[Part of a data file]
>>

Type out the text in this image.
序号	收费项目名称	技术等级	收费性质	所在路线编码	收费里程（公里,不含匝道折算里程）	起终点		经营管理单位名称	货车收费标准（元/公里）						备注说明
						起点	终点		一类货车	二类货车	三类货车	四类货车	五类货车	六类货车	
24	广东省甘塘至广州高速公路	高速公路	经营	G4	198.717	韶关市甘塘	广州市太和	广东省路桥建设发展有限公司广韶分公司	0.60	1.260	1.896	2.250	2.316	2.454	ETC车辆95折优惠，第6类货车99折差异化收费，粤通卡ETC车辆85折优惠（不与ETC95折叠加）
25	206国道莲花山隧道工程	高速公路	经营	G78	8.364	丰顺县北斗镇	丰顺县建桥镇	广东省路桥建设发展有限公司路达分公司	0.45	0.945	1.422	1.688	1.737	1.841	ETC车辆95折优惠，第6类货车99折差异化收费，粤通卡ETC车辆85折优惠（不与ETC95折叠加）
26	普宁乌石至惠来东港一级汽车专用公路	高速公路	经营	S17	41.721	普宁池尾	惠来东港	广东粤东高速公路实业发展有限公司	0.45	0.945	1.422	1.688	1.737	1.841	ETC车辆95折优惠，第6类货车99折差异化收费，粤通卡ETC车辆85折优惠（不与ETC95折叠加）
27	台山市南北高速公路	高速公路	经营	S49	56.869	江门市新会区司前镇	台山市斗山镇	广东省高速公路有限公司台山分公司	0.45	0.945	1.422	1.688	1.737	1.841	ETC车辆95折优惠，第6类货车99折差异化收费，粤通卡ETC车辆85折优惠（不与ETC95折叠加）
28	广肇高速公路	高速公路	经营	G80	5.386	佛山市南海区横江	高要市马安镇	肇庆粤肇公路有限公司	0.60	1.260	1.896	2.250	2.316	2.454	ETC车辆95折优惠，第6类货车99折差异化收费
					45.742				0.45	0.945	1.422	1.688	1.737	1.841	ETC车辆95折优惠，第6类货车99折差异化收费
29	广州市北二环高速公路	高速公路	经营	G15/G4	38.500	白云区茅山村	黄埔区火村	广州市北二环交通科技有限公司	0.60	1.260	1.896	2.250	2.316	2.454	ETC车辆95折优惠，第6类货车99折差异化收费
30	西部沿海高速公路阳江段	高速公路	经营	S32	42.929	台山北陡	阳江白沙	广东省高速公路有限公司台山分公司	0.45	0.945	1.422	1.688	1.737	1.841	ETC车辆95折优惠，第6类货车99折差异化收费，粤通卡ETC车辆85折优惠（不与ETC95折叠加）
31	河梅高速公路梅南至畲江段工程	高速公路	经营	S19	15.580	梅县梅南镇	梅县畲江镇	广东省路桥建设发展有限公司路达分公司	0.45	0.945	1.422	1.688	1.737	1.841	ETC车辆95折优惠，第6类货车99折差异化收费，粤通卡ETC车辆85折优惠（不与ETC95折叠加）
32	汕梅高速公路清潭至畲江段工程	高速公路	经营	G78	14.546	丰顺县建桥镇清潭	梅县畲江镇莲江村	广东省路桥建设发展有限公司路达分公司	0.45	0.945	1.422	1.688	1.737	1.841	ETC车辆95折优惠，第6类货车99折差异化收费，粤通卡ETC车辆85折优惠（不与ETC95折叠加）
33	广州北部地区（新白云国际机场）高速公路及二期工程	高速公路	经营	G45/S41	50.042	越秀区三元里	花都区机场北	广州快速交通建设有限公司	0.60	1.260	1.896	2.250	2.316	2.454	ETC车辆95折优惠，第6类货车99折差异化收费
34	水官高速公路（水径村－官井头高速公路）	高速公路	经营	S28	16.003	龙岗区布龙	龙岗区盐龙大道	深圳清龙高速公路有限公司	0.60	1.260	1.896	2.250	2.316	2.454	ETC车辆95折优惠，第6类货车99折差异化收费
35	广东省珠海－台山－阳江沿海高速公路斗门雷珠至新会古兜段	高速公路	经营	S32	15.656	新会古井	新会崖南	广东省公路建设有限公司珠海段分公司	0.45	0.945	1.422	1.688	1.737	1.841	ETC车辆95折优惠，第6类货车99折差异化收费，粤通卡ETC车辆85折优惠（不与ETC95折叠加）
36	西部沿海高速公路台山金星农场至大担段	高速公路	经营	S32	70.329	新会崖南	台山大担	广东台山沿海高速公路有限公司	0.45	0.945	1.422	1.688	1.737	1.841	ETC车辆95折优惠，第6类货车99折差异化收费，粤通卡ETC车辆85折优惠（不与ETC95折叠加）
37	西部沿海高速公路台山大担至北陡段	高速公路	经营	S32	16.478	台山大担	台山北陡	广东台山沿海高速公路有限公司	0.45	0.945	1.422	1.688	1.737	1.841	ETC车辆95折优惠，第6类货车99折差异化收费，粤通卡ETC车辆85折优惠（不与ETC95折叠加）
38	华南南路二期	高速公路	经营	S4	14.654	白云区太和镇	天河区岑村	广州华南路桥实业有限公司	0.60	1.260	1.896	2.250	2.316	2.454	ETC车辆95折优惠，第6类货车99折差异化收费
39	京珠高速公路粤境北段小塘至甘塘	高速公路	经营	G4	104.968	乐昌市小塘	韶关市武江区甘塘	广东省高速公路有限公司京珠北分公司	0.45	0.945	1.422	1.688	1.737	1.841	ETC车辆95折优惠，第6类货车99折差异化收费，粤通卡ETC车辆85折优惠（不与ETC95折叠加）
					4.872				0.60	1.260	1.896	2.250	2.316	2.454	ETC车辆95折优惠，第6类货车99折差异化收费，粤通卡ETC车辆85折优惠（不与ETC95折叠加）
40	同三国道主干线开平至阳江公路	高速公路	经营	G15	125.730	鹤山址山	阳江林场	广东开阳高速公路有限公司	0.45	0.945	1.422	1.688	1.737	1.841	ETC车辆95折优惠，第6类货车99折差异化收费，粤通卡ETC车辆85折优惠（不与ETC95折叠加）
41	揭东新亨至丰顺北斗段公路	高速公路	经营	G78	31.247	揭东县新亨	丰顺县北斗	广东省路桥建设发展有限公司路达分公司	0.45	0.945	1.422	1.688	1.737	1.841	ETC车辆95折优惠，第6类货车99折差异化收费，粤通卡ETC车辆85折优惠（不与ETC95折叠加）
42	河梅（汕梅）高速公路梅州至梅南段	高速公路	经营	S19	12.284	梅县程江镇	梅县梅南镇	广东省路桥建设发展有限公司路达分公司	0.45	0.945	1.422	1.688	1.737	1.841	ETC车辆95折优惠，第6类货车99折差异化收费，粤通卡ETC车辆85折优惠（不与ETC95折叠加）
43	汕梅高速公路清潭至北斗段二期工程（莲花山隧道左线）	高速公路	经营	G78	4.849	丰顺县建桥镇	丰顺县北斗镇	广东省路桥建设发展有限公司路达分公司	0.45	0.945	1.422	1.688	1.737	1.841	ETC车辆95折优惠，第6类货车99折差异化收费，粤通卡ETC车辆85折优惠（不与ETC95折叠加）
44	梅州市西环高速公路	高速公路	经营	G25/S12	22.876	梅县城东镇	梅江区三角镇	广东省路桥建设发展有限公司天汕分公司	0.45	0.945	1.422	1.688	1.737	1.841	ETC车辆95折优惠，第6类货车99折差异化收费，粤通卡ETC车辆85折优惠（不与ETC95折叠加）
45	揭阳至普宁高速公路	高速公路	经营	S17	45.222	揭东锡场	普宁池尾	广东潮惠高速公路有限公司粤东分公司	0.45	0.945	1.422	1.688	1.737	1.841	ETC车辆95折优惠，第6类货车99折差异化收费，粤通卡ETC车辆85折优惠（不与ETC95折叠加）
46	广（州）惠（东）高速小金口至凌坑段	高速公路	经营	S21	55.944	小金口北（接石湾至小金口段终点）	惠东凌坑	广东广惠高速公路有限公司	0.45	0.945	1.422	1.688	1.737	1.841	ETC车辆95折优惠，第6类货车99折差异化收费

<<

▸ **Exercise task**
All of the entries must be quoted exactly; please include each one.

▸ **Worked answer**
Type out the text in this image.
序号	收费项目名称	技术等级	收费性质	所在路线编码	收费里程（公里,不含匝道折算里程）	起终点		经营管理单位名称	货车收费标准（元/公里）						备注说明
						起点	终点		一类货车	二类货车	三类货车	四类货车	五类货车	六类货车	
24	广东省甘塘至广州高速公路	高速公路	经营	G4	198.717	韶关市甘塘	广州市太和	广东省路桥建设发展有限公司广韶分公司	0.60	1.260	1.896	2.250	2.316	2.454	ETC车辆95折优惠，第6类货车99折差异化收费，粤通卡ETC车辆85折优惠（不与ETC95折叠加）
25	206国道莲花山隧道工程	高速公路	经营	G78	8.364	丰顺县北斗镇	丰顺县建桥镇	广东省路桥建设发展有限公司路达分公司	0.45	0.945	1.422	1.688	1.737	1.841	ETC车辆95折优惠，第6类货车99折差异化收费，粤通卡ETC车辆85折优惠（不与ETC95折叠加）
26	普宁乌石至惠来东港一级汽车专用公路	高速公路	经营	S17	41.721	普宁池尾	惠来东港	广东粤东高速公路实业发展有限公司	0.45	0.945	1.422	1.688	1.737	1.841	ETC车辆95折优惠，第6类货车99折差异化收费，粤通卡ETC车辆85折优惠（不与ETC95折叠加）
27	台山市南北高速公路	高速公路	经营	S49	56.869	江门市新会区司前镇	台山市斗山镇	广东省高速公路有限公司台山分公司	0.45	0.945	1.422	1.688	1.737	1.841	ETC车辆95折优惠，第6类货车99折差异化收费，粤通卡ETC车辆85折优惠（不与ETC95折叠加）
28	广肇高速公路	高速公路	经营	G80	5.386	佛山市南海区横江	高要市马安镇	肇庆粤肇公路有限公司	0.60	1.260	1.896	2.250	2.316	2.454	ETC车辆95折优惠，第6类货车99折差异化收费
					45.742				0.45	0.945	1.422	1.688	1.737	1.841	ETC车辆95折优惠，第6类货车99折差异化收费
29	广州市北二环高速公路	高速公路	经营	G15/G4	38.500	白云区茅山村	黄埔区火村	广州市北二环交通科技有限公司	0.60	1.260	1.896	2.250	2.316	2.454	ETC车辆95折优惠，第6类货车99折差异化收费
30	西部沿海高速公路阳江段	高速公路	经营	S32	42.929	台山北陡	阳江白沙	广东省高速公路有限公司台山分公司	0.45	0.945	1.422	1.688	1.737	1.841	ETC车辆95折优惠，第6类货车99折差异化收费，粤通卡ETC车辆85折优惠（不与ETC95折叠加）
31	河梅高速公路梅南至畲江段工程	高速公路	经营	S19	15.580	梅县梅南镇	梅县畲江镇	广东省路桥建设发展有限公司路达分公司	0.45	0.945	1.422	1.688	1.737	1.841	ETC车辆95折优惠，第6类货车99折差异化收费，粤通卡ETC车辆85折优惠（不与ETC95折叠加）
32	汕梅高速公路清潭至畲江段工程	高速公路	经营	G78	14.546	丰顺县建桥镇清潭	梅县畲江镇莲江村	广东省路桥建设发展有限公司路达分公司	0.45	0.945	1.422	1.688	1.737	1.841	ETC车辆95折优惠，第6类货车99折差异化收费，粤通卡ETC车辆85折优惠（不与ETC95折叠加）
33	广州北部地区（新白云国际机场）高速公路及二期工程	高速公路	经营	G45/S41	50.042	越秀区三元里	花都区机场北	广州快速交通建设有限公司	0.60	1.260	1.896	2.250	2.316	2.454	ETC车辆95折优惠，第6类货车99折差异化收费
34	水官高速公路（水径村－官井头高速公路）	高速公路	经营	S28	16.003	龙岗区布龙	龙岗区盐龙大道	深圳清龙高速公路有限公司	0.60	1.260	1.896	2.250	2.316	2.454	ETC车辆95折优惠，第6类货车99折差异化收费
35	广东省珠海－台山－阳江沿海高速公路斗门雷珠至新会古兜段	高速公路	经营	S32	15.656	新会古井	新会崖南	广东省公路建设有限公司珠海段分公司	0.45	0.945	1.422	1.688	1.737	1.841	ETC车辆95折优惠，第6类货车99折差异化收费，粤通卡ETC车辆85折优惠（不与ETC95折叠加）
36	西部沿海高速公路台山金星农场至大担段	高速公路	经营	S32	70.329	新会崖南	台山大担	广东台山沿海高速公路有限公司	0.45	0.945	1.422	1.688	1.737	1.841	ETC车辆95折优惠，第6类货车99折差异化收费，粤通卡ETC车辆85折优惠（不与ETC95折叠加）
37	西部沿海高速公路台山大担至北陡段	高速公路	经营	S32	16.478	台山大担	台山北陡	广东台山沿海高速公路有限公司	0.45	0.945	1.422	1.688	1.737	1.841	ETC车辆95折优惠，第6类货车99折差异化收费，粤通卡ETC车辆85折优惠（不与ETC95折叠加）
38	华南南路二期	高速公路	经营	S4	14.654	白云区太和镇	天河区岑村	广州华南路桥实业有限公司	0.60	1.260	1.896	2.250	2.316	2.454	ETC车辆95折优惠，第6类货车99折差异化收费
39	京珠高速公路粤境北段小塘至甘塘	高速公路	经营	G4	104.968	乐昌市小塘	韶关市武江区甘塘	广东省高速公路有限公司京珠北分公司	0.45	0.945	1.422	1.688	1.737	1.841	ETC车辆95折优惠，第6类货车99折差异化收费，粤通卡ETC车辆85折优惠（不与ETC95折叠加）
					4.872				0.60	1.260	1.896	2.250	2.316	2.454	ETC车辆95折优惠，第6类货车99折差异化收费，粤通卡ETC车辆85折优惠（不与ETC95折叠加）
40	同三国道主干线开平至阳江公路	高速公路	经营	G15	125.730	鹤山址山	阳江林场	广东开阳高速公路有限公司	0.45	0.945	1.422	1.688	1.737	1.841	ETC车辆95折优惠，第6类货车99折差异化收费，粤通卡ETC车辆85折优惠（不与ETC95折叠加）
41	揭东新亨至丰顺北斗段公路	高速公路	经营	G78	31.247	揭东县新亨	丰顺县北斗	广东省路桥建设发展有限公司路达分公司	0.45	0.945	1.422	1.688	1.737	1.841	ETC车辆95折优惠，第6类货车99折差异化收费，粤通卡ETC车辆85折优惠（不与ETC95折叠加）
42	河梅（汕梅）高速公路梅州至梅南段	高速公路	经营	S19	12.284	梅县程江镇	梅县梅南镇	广东省路桥建设发展有限公司路达分公司	0.45	0.945	1.422	1.688	1.737	1.841	ETC车辆95折优惠，第6类货车99折差异化收费，粤通卡ETC车辆85折优惠（不与ETC95折叠加）
43	汕梅高速公路清潭至北斗段二期工程（莲花山隧道左线）	高速公路	经营	G78	4.849	丰顺县建桥镇	丰顺县北斗镇	广东省路桥建设发展有限公司路达分公司	0.45	0.945	1.422	1.688	1.737	1.841	ETC车辆95折优惠，第6类货车99折差异化收费，粤通卡ETC车辆85折优惠（不与ETC95折叠加）
44	梅州市西环高速公路	高速公路	经营	G25/S12	22.876	梅县城东镇	梅江区三角镇	广东省路桥建设发展有限公司天汕分公司	0.45	0.945	1.422	1.688	1.737	1.841	ETC车辆95折优惠，第6类货车99折差异化收费，粤通卡ETC车辆85折优惠（不与ETC95折叠加）
45	揭阳至普宁高速公路	高速公路	经营	S17	45.222	揭东锡场	普宁池尾	广东潮惠高速公路有限公司粤东分公司	0.45	0.945	1.422	1.688	1.737	1.841	ETC车辆95折优惠，第6类货车99折差异化收费，粤通卡ETC车辆85折优惠（不与ETC95折叠加）
46	广（州）惠（东）高速小金口至凌坑段	高速公路	经营	S21	55.944	小金口北（接石湾至小金口段终点）	惠东凌坑	广东广惠高速公路有限公司	0.45	0.945	1.422	1.688	1.737	1.841	ETC车辆95折优惠，第6类货车99折差异化收费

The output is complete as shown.